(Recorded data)
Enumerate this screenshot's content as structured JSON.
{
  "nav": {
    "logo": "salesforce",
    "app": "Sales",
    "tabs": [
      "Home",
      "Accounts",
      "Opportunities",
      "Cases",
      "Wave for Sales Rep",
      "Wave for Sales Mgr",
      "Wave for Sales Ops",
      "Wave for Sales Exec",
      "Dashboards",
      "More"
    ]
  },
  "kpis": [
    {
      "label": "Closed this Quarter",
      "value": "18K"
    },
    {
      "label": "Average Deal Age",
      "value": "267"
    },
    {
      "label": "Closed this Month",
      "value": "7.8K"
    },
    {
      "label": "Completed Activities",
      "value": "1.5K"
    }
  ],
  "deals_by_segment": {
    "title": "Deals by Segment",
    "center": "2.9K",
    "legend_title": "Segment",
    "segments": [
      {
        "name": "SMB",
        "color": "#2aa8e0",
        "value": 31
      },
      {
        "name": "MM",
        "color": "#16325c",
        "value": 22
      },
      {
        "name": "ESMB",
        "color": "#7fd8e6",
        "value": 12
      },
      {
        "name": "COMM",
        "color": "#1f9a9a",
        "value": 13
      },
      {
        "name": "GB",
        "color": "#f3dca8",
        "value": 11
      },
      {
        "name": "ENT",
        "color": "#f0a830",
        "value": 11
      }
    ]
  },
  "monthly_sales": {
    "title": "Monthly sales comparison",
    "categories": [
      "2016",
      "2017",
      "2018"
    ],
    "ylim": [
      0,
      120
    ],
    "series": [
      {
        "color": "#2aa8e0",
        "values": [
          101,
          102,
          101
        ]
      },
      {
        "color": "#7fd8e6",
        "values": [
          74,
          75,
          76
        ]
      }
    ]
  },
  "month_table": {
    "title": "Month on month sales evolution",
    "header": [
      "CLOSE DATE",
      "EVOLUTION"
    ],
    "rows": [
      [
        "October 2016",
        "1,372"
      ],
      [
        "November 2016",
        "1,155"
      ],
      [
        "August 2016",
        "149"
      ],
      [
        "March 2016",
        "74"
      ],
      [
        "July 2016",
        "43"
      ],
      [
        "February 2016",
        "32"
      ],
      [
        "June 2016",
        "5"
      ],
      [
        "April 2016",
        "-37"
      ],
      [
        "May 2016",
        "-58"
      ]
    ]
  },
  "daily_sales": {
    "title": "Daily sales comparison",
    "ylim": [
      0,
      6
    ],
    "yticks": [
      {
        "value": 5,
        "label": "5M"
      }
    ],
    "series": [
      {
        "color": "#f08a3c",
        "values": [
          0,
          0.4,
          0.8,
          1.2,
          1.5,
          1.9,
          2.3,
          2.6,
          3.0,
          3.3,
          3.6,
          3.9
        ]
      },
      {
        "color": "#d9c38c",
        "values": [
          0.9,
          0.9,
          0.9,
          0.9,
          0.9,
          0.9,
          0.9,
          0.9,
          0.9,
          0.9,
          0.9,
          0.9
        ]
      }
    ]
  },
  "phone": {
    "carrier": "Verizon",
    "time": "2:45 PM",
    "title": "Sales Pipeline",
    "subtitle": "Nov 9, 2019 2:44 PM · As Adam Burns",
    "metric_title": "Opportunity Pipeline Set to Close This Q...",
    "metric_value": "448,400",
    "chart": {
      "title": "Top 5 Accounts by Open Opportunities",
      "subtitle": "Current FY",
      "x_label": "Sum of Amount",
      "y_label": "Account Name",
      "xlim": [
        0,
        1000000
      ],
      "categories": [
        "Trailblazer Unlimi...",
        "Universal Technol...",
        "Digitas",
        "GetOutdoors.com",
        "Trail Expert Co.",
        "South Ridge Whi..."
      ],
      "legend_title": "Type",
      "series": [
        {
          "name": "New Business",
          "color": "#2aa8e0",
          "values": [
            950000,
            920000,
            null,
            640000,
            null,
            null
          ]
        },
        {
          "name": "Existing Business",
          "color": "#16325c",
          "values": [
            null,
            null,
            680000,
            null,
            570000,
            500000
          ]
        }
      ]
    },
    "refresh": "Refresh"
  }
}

What needs to be done
Set down all of the data above, word for word.

Finished exercise
Enumerate this screenshot's content as structured JSON.
{
  "nav": {
    "logo": "salesforce",
    "app": "Sales",
    "tabs": [
      "Home",
      "Accounts",
      "Opportunities",
      "Cases",
      "Wave for Sales Rep",
      "Wave for Sales Mgr",
      "Wave for Sales Ops",
      "Wave for Sales Exec",
      "Dashboards",
      "More"
    ]
  },
  "kpis": [
    {
      "label": "Closed this Quarter",
      "value": "18K"
    },
    {
      "label": "Average Deal Age",
      "value": "267"
    },
    {
      "label": "Closed this Month",
      "value": "7.8K"
    },
    {
      "label": "Completed Activities",
      "value": "1.5K"
    }
  ],
  "deals_by_segment": {
    "title": "Deals by Segment",
    "center": "2.9K",
    "legend_title": "Segment",
    "segments": [
      {
        "name": "SMB",
        "color": "#2aa8e0",
        "value": 31
      },
      {
        "name": "MM",
        "color": "#16325c",
        "value": 22
      },
      {
        "name": "ESMB",
        "color": "#7fd8e6",
        "value": 12
      },
      {
        "name": "COMM",
        "color": "#1f9a9a",
        "value": 13
      },
      {
        "name": "GB",
        "color": "#f3dca8",
        "value": 11
      },
      {
        "name": "ENT",
        "color": "#f0a830",
        "value": 11
      }
    ]
  },
  "monthly_sales": {
    "title": "Monthly sales comparison",
    "categories": [
      "2016",
      "2017",
      "2018"
    ],
    "ylim": [
      0,
      120
    ],
    "series": [
      {
        "color": "#2aa8e0",
        "values": [
          101,
          102,
          101
        ]
      },
      {
        "color": "#7fd8e6",
        "values": [
          74,
          75,
          76
        ]
      }
    ]
  },
  "month_table": {
    "title": "Month on month sales evolution",
    "header": [
      "CLOSE DATE",
      "EVOLUTION"
    ],
    "rows": [
      [
        "October 2016",
        "1,372"
      ],
      [
        "November 2016",
        "1,155"
      ],
      [
        "August 2016",
        "149"
      ],
      [
        "March 2016",
        "74"
      ],
      [
        "July 2016",
        "43"
      ],
      [
        "February 2016",
        "32"
      ],
      [
        "June 2016",
        "5"
      ],
      [
        "April 2016",
        "-37"
      ],
      [
        "May 2016",
        "-58"
      ]
    ]
  },
  "daily_sales": {
    "title": "Daily sales comparison",
    "ylim": [
      0,
      6
    ],
    "yticks": [
      {
        "value": 5,
        "label": "5M"
      }
    ],
    "series": [
      {
        "color": "#f08a3c",
        "values": [
          0,
          0.4,
          0.8,
          1.2,
          1.5,
          1.9,
          2.3,
          2.6,
          3.0,
          3.3,
          3.6,
          3.9
        ]
      },
      {
        "color": "#d9c38c",
        "values": [
          0.9,
          0.9,
          0.9,
          0.9,
          0.9,
          0.9,
          0.9,
          0.9,
          0.9,
          0.9,
          0.9,
          0.9
        ]
      }
    ]
  },
  "phone": {
    "carrier": "Verizon",
    "time": "2:45 PM",
    "title": "Sales Pipeline",
    "subtitle": "Nov 9, 2019 2:44 PM · As Adam Burns",
    "metric_title": "Opportunity Pipeline Set to Close This Q...",
    "metric_value": "448,400",
    "chart": {
      "title": "Top 5 Accounts by Open Opportunities",
      "subtitle": "Current FY",
      "x_label": "Sum of Amount",
      "y_label": "Account Name",
      "xlim": [
        0,
        1000000
      ],
      "categories": [
        "Trailblazer Unlimi...",
        "Universal Technol...",
        "Digitas",
        "GetOutdoors.com",
        "Trail Expert Co.",
        "South Ridge Whi..."
      ],
      "legend_title": "Type",
      "series": [
        {
          "name": "New Business",
          "color": "#2aa8e0",
          "values": [
            950000,
            920000,
            null,
            640000,
            null,
            null
          ]
        },
        {
          "name": "Existing Business",
          "color": "#16325c",
          "values": [
            null,
            null,
            680000,
            null,
            570000,
            500000
          ]
        }
      ]
    },
    "refresh": "Refresh"
  }
}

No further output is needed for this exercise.